OBJECTIVE: Every line below that holds the string "NEILL" should be copied out.

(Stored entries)
************

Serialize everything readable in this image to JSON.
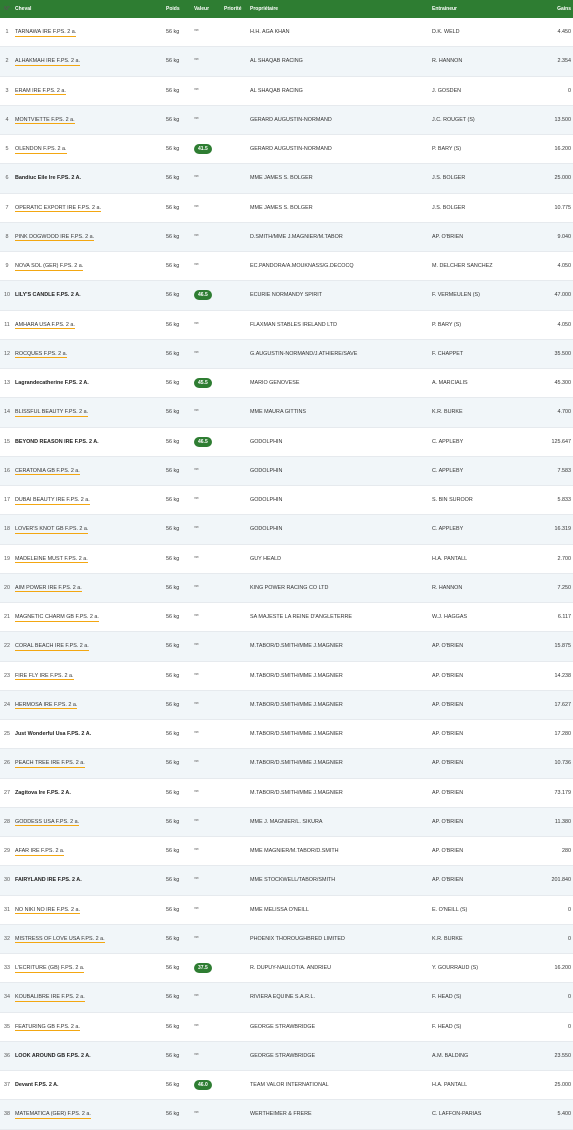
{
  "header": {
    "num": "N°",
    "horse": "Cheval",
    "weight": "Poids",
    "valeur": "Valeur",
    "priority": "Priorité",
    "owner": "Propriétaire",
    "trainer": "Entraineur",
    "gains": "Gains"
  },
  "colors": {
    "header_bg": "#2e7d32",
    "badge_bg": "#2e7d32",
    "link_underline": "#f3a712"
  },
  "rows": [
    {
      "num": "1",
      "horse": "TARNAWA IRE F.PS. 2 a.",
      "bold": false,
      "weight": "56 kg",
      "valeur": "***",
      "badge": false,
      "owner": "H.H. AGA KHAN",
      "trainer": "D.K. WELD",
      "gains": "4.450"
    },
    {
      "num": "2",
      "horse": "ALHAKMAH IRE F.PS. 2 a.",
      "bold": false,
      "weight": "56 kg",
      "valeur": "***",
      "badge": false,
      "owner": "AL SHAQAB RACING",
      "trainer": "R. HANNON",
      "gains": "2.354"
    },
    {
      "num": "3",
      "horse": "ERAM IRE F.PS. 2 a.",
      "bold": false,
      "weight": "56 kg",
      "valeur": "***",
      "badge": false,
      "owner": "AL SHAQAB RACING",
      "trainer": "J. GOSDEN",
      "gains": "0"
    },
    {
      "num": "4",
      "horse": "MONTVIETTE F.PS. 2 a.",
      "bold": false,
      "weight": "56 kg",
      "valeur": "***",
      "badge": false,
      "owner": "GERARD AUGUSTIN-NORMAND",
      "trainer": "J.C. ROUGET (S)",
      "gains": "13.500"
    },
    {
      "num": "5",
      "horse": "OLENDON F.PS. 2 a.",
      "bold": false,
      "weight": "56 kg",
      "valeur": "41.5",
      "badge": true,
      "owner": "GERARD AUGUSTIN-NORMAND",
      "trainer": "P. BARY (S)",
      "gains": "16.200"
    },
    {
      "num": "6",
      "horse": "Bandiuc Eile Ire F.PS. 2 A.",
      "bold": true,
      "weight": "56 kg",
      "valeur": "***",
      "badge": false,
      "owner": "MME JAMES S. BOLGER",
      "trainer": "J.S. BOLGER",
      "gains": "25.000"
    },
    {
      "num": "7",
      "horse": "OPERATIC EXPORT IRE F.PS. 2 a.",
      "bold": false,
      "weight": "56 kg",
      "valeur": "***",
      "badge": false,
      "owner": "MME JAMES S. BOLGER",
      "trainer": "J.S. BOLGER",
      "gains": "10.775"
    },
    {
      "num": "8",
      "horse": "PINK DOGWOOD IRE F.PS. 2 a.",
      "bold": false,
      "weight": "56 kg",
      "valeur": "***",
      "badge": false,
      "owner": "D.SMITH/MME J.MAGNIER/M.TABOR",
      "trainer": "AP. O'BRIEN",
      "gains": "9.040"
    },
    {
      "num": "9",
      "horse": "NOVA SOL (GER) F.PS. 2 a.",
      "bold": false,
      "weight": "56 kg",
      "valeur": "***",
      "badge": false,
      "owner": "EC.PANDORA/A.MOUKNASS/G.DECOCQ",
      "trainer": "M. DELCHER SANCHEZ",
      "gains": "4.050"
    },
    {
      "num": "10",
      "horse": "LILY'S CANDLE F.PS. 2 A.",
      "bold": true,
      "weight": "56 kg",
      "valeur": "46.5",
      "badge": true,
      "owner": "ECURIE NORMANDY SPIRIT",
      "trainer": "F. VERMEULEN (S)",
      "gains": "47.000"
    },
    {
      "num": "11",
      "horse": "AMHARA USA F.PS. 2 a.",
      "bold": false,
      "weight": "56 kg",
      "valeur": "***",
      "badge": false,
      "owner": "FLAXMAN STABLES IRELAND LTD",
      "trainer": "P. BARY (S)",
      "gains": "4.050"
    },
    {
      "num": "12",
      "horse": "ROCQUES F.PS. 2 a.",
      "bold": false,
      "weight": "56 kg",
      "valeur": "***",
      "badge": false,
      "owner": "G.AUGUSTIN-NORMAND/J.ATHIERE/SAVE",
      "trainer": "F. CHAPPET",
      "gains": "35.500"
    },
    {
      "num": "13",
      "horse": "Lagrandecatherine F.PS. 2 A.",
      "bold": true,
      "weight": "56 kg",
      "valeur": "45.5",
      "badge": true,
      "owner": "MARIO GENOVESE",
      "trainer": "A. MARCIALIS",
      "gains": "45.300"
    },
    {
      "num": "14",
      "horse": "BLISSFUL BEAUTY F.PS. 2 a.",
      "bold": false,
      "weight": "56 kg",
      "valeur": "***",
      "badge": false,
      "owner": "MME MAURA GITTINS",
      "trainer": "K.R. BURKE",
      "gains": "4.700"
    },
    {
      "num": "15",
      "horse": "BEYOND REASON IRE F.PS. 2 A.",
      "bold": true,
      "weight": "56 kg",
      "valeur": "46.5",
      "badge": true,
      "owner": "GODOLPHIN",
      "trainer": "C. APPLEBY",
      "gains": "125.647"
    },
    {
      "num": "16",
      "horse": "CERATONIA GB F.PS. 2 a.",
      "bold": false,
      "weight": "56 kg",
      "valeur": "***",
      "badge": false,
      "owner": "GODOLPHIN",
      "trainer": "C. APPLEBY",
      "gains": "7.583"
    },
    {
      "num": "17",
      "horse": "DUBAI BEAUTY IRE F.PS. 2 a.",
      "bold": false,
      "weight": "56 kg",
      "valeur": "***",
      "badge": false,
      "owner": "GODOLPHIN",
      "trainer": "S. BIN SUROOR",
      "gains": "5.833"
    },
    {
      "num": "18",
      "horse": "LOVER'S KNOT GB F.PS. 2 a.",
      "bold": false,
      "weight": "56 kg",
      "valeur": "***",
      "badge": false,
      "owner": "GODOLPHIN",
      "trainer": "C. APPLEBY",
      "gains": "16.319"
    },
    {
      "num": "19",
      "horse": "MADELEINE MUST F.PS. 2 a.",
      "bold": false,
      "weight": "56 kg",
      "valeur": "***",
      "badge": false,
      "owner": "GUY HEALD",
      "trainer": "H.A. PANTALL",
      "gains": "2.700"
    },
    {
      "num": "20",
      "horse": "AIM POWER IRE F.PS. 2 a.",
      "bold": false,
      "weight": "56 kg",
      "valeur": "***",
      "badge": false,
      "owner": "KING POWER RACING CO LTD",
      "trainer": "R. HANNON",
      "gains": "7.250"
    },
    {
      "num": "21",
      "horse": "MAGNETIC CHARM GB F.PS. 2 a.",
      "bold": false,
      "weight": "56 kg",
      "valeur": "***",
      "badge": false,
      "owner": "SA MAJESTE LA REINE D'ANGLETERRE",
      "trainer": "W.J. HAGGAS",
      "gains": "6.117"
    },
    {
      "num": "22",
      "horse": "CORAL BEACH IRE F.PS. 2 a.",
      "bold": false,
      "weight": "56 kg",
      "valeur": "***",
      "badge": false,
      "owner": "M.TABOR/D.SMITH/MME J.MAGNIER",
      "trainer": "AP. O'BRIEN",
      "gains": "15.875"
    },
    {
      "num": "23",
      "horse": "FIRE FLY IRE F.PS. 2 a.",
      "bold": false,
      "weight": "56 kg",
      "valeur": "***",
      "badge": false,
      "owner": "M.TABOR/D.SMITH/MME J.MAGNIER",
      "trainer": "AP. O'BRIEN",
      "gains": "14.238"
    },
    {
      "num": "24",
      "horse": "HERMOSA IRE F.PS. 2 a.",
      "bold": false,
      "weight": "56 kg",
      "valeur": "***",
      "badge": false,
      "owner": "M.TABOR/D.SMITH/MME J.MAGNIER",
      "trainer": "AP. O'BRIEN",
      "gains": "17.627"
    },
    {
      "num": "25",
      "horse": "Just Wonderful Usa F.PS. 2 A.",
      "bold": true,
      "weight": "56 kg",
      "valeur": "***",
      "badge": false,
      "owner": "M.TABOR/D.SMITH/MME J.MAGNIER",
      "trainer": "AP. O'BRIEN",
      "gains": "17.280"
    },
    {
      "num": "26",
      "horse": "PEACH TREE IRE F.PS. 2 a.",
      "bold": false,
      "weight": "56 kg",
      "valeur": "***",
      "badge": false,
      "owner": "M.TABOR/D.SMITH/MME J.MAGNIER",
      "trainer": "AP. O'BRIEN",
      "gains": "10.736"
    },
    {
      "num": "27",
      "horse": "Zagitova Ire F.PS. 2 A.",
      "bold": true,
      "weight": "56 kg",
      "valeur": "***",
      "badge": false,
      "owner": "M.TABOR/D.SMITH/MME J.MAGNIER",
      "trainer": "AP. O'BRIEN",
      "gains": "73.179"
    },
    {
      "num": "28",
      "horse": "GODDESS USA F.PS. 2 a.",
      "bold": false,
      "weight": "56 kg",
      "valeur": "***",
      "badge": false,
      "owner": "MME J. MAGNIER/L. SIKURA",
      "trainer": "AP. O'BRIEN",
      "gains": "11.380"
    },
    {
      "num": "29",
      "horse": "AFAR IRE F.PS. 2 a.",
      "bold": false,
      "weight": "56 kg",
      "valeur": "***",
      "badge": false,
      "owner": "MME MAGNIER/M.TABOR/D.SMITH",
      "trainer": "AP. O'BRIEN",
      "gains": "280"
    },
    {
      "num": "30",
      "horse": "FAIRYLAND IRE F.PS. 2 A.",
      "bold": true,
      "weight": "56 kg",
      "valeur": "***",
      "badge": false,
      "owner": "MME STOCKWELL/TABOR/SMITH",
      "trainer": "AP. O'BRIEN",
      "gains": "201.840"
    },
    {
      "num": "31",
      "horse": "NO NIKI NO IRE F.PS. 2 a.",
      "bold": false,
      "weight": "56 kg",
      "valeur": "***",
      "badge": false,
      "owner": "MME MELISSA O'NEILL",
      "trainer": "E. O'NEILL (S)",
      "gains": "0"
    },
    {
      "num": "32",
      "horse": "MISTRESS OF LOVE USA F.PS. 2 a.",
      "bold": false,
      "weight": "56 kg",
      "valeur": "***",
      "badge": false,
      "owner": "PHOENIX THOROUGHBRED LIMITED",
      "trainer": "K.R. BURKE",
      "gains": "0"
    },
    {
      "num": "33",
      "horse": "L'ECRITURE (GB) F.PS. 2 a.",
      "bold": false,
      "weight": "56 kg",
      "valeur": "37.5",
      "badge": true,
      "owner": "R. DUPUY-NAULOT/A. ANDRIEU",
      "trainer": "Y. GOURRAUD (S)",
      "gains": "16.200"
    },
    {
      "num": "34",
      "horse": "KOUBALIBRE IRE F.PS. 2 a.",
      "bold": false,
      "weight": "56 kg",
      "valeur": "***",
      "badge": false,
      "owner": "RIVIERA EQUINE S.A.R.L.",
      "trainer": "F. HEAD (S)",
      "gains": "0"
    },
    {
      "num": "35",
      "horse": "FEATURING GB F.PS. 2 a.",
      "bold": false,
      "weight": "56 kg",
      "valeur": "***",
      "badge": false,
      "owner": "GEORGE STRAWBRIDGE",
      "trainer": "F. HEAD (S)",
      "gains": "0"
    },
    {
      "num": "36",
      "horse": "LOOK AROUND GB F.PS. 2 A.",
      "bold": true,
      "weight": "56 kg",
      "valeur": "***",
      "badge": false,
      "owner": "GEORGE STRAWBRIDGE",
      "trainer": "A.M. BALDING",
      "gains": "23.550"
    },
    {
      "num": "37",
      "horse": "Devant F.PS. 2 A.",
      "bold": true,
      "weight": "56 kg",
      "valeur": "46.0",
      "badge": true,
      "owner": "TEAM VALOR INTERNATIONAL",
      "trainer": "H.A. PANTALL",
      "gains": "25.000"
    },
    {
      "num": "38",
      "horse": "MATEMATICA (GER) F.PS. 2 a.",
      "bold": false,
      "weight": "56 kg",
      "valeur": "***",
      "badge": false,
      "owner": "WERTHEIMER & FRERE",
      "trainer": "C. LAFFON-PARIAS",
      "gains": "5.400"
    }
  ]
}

************

THE SOLUTION:
      "owner": "MME MELISSA O'NEILL",
      "trainer": "E. O'NEILL (S)",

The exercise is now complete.